- _WHAT IS REQUIRED_
Reproduce the records from their first line through the line containing "1247 1057 1462</box>", switching "section-heading" to "section-title" and leaving everything else unchanged.

***** DATA *****

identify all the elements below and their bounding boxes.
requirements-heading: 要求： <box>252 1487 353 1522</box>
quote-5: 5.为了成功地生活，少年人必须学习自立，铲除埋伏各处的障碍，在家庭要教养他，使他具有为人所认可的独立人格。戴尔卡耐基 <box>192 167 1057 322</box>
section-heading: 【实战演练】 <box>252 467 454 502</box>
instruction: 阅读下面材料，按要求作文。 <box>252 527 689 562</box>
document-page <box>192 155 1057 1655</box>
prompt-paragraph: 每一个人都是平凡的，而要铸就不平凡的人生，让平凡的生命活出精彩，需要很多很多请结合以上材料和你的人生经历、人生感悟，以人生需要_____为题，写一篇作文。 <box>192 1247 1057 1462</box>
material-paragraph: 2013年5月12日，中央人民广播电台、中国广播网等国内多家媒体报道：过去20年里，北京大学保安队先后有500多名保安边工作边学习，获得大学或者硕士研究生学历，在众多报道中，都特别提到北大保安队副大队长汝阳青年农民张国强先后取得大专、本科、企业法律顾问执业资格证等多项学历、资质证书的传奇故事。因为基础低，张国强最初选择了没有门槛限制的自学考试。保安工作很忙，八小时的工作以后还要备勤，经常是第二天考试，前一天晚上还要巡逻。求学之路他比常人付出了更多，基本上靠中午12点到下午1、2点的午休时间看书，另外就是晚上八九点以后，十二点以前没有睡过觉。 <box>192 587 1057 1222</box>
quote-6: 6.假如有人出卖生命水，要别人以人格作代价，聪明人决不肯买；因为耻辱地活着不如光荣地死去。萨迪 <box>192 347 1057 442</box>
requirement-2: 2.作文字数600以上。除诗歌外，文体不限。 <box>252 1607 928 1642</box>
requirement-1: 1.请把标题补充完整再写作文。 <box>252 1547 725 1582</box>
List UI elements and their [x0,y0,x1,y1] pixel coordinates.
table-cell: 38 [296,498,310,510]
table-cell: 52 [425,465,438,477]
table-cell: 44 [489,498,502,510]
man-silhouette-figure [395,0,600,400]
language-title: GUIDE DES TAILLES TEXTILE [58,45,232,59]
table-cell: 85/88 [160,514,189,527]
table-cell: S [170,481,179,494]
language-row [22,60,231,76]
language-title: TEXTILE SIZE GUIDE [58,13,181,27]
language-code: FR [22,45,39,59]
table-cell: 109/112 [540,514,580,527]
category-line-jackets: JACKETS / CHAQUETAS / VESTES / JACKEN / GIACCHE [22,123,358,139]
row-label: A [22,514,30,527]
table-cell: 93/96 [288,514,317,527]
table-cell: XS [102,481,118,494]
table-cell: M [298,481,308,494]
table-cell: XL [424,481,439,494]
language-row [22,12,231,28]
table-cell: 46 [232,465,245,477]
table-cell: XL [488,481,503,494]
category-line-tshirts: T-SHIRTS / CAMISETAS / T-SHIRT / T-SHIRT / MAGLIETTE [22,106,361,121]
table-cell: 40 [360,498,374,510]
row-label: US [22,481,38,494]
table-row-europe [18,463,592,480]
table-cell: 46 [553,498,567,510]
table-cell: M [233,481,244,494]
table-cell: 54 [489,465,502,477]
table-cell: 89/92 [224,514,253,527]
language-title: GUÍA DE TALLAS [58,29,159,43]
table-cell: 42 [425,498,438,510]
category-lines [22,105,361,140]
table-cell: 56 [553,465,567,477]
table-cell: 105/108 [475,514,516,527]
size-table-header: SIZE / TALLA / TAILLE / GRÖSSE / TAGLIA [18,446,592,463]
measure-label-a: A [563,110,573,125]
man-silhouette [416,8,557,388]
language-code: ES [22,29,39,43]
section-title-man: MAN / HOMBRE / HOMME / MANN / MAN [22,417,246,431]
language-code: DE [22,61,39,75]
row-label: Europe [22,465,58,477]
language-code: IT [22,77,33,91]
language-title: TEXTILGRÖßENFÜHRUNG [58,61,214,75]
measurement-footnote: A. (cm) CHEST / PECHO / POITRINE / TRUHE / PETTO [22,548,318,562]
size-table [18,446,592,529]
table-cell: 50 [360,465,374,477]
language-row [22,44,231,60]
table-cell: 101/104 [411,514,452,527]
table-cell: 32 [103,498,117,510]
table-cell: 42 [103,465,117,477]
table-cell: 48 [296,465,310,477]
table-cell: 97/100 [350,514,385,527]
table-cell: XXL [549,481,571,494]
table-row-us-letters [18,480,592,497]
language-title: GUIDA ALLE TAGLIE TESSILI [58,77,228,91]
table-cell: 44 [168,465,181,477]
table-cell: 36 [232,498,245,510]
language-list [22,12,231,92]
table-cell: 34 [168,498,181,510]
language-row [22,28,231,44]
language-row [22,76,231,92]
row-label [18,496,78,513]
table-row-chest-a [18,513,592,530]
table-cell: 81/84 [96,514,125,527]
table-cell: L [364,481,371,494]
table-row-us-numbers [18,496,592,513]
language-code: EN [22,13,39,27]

*****

- _THE RESPONSE_
identify all the elements below and their bounding boxes.
requirements-heading: 要求： <box>252 1487 353 1522</box>
quote-5: 5.为了成功地生活，少年人必须学习自立，铲除埋伏各处的障碍，在家庭要教养他，使他具有为人所认可的独立人格。戴尔卡耐基 <box>192 167 1057 322</box>
section-title: 【实战演练】 <box>252 467 454 502</box>
instruction: 阅读下面材料，按要求作文。 <box>252 527 689 562</box>
document-page <box>192 155 1057 1655</box>
prompt-paragraph: 每一个人都是平凡的，而要铸就不平凡的人生，让平凡的生命活出精彩，需要很多很多请结合以上材料和你的人生经历、人生感悟，以人生需要_____为题，写一篇作文。 <box>192 1247 1057 1462</box>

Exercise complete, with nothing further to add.